▶ [TEXTE SOURCE]:

■ ■ ■ ■ ■ ■ ■

Ce que cela implique
Axe | Tendance |
---|---|
Syrie | Repositionnement diplomatique. Moins d’alignement sur l’Iran et l’Algérie. Recherche de normalisation bilatérale avec les pays arabes modérés. |
Algérie | Revers diplomatique majeur. Isolement croissant du discours pro-Polisario, y compris chez les anciens alliés. |
Polisario | Perte d’un soutien historique. Réduction des marges de manœuvre sur le plan symbolique, logistique et stratégique. |
Maroc | Avantage diplomatique accru. Confirme sa capacité à reprendre pied dans des zones où il était marginalisé. |
Plus qu’un symbole, un basculement
La diplomatie marocaine vient de réussir un coup stratégique en silence : fermer une base arrière du Polisario dans une capitale hostile, tout en réactivant un canal diplomatique de premier plan. Le symbole est fort : le front séparatiste perd du terrain jusque dans ses bastions historiques.
Ce tournant pourrait annoncer d’autres recalibrages, à mesure que le Maroc poursuit sa politique de rapprochements ciblés en Afrique, au Moyen-Orient et en Asie. Chaque revers encaissé par le Polisario dans ces zones périphériques renforce, par contraste, la centralité de l’option marocaine du plan d’autonomie.

■ ■ ■ ■ ■ ■ ■

▶ [MATÉRIEL SOURCE]:

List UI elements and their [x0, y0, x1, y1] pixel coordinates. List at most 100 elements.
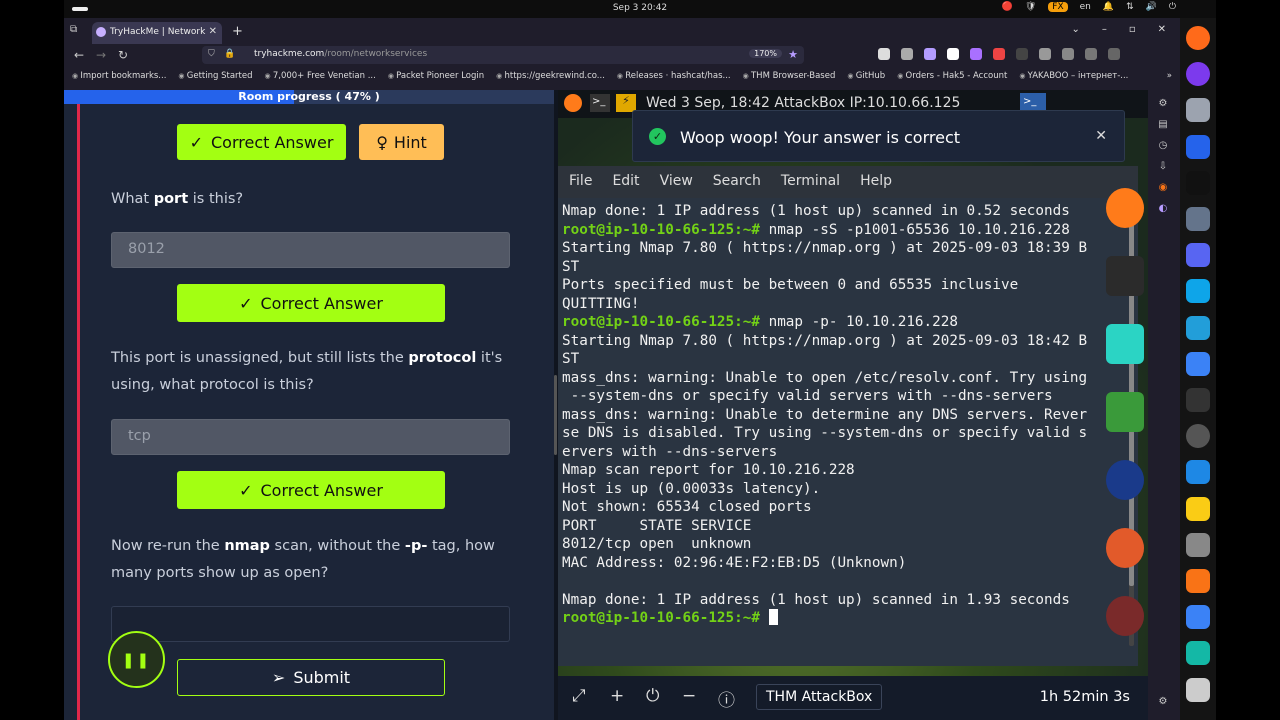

■ ■ ■ ■ ■ ■ ■

▶ [EXERCICE PROPOSÉ]: Recopiez sans rien changer le passage du texte sur la diplomatie marocaine situé entre « Ce que cela » et « ses bastions historiques. », ces deux extraits compris.

▶ [RÉPONSE PROPOSÉE]:
Ce que cela implique
Axe | Tendance |
---|---|
Syrie | Repositionnement diplomatique. Moins d’alignement sur l’Iran et l’Algérie. Recherche de normalisation bilatérale avec les pays arabes modérés. |
Algérie | Revers diplomatique majeur. Isolement croissant du discours pro-Polisario, y compris chez les anciens alliés. |
Polisario | Perte d’un soutien historique. Réduction des marges de manœuvre sur le plan symbolique, logistique et stratégique. |
Maroc | Avantage diplomatique accru. Confirme sa capacité à reprendre pied dans des zones où il était marginalisé. |
Plus qu’un symbole, un basculement
La diplomatie marocaine vient de réussir un coup stratégique en silence : fermer une base arrière du Polisario dans une capitale hostile, tout en réactivant un canal diplomatique de premier plan. Le symbole est fort : le front séparatiste perd du terrain jusque dans ses bastions historiques.